>>>>

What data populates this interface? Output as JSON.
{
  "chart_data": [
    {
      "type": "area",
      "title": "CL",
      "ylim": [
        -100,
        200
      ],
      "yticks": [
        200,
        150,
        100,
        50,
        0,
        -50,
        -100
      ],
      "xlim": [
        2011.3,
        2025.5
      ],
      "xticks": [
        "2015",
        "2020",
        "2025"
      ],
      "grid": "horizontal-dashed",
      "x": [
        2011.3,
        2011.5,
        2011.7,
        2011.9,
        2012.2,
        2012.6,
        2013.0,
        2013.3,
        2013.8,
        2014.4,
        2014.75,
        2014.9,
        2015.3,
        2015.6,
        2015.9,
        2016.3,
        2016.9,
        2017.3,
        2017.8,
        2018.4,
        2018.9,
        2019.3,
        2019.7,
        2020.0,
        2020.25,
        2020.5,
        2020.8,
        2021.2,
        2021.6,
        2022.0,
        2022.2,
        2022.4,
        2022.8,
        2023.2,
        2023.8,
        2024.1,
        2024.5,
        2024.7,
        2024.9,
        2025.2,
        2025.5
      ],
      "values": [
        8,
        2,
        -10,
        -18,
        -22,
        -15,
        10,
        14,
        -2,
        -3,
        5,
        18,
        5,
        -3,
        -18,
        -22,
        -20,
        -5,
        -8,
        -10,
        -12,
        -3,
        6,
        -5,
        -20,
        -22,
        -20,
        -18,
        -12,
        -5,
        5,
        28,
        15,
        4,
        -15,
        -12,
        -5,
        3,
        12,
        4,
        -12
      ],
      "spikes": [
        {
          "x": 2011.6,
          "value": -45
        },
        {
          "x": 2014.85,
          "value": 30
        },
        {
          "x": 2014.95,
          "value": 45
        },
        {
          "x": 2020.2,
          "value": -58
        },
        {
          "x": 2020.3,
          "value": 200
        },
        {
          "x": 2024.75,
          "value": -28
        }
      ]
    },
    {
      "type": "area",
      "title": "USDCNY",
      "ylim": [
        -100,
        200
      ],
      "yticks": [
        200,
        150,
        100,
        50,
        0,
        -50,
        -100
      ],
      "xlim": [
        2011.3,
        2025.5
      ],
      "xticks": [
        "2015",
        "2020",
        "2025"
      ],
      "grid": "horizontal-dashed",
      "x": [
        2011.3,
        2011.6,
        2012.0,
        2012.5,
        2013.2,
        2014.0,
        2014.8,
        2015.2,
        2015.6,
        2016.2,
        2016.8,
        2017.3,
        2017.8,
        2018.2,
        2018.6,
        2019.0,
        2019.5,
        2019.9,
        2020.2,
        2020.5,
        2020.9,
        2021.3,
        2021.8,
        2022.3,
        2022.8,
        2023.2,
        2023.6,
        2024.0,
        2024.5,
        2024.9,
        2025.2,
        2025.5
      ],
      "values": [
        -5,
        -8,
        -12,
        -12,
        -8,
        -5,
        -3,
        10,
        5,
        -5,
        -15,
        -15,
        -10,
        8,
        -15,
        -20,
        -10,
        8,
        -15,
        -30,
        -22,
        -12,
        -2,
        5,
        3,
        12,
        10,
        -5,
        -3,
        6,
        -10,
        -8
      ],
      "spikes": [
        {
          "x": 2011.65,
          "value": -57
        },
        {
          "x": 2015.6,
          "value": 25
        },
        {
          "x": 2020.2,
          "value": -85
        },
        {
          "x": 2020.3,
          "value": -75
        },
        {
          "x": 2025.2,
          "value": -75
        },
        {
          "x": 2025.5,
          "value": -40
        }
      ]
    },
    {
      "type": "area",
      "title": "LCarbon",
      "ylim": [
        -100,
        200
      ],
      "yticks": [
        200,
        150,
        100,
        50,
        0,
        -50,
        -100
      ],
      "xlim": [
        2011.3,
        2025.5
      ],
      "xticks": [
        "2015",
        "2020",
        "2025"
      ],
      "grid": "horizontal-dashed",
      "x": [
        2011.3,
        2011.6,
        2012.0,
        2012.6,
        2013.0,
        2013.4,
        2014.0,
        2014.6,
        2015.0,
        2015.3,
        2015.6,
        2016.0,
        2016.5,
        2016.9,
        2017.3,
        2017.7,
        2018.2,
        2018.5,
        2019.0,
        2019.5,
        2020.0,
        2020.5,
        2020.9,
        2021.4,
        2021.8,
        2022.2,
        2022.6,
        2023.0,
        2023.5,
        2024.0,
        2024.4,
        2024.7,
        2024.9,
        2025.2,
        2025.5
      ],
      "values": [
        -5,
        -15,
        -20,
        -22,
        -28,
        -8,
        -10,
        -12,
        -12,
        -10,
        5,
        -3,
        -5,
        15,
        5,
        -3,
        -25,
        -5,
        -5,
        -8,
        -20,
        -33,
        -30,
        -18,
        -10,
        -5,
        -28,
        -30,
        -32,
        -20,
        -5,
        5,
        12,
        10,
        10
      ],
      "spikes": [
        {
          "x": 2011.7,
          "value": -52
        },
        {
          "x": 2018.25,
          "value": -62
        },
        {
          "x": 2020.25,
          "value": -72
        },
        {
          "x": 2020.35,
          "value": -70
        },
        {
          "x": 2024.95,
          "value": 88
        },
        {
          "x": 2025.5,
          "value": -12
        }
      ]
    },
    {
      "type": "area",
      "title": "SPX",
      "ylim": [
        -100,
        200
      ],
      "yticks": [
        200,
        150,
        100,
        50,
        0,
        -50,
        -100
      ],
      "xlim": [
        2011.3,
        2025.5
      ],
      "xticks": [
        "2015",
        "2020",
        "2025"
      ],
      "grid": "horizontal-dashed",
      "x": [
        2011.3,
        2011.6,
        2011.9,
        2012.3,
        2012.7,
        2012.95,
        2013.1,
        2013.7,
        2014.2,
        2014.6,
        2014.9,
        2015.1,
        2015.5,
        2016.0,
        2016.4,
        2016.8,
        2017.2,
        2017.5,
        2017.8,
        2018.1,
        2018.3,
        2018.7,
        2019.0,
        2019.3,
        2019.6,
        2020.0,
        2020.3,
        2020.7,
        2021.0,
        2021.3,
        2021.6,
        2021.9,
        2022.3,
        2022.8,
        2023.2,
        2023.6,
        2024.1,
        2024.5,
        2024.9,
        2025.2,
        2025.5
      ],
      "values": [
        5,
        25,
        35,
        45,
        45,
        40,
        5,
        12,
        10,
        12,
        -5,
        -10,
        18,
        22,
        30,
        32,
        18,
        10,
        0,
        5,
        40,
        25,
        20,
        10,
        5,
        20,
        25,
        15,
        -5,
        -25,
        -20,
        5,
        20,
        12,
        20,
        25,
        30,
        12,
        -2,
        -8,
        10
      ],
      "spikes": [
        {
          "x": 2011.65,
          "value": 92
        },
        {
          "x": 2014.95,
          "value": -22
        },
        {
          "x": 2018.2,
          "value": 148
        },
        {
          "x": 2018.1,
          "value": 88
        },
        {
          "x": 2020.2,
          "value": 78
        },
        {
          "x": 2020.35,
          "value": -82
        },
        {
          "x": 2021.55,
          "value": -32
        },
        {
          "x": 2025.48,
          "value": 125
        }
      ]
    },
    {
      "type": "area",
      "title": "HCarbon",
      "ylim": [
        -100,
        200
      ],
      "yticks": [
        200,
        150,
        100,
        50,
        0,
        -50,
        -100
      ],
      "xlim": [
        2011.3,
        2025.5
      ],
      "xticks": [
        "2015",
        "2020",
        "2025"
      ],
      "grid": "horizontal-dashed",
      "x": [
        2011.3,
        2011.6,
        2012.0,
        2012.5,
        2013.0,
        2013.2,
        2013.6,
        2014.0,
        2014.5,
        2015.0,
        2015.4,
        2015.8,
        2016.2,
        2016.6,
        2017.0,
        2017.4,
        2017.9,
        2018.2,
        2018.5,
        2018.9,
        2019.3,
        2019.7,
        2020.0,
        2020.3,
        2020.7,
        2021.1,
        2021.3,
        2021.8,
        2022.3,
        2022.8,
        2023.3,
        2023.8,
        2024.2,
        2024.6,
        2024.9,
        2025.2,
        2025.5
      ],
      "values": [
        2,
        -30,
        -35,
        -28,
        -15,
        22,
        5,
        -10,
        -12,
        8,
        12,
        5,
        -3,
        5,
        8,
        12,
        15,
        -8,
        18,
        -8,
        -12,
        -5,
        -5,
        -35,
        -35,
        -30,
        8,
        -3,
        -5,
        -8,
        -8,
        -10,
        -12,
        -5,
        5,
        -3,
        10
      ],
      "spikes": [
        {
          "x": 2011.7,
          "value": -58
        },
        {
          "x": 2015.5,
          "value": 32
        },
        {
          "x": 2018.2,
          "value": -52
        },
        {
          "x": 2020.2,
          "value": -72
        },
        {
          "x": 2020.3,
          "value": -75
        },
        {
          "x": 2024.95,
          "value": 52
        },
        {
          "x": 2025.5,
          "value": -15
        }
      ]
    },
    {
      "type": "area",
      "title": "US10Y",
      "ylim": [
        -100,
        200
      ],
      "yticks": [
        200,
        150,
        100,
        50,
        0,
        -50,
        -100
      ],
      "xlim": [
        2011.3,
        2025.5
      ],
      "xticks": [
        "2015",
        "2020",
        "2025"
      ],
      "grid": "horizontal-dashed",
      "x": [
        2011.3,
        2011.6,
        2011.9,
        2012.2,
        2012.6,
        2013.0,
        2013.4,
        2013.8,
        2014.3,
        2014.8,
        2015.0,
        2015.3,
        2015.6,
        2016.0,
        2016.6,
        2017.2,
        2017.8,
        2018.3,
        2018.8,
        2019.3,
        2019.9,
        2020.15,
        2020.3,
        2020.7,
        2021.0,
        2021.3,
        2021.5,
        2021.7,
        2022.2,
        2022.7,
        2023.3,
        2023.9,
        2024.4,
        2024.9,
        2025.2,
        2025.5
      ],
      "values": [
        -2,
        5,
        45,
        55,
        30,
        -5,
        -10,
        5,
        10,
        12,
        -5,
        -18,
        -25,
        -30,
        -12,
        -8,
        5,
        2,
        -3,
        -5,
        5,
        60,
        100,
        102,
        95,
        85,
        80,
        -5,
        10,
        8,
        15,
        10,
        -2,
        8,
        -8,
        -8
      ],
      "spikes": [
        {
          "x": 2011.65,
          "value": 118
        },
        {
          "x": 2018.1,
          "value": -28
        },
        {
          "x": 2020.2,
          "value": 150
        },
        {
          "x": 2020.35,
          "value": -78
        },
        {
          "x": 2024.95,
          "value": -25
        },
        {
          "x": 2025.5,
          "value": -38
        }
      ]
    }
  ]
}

<<<<

▶ _EXERCISE DIRECTIONS_: Reply with nothing except the number of lines in the listing above that include "title".

▶ _EXERCISE ANSWER_: 6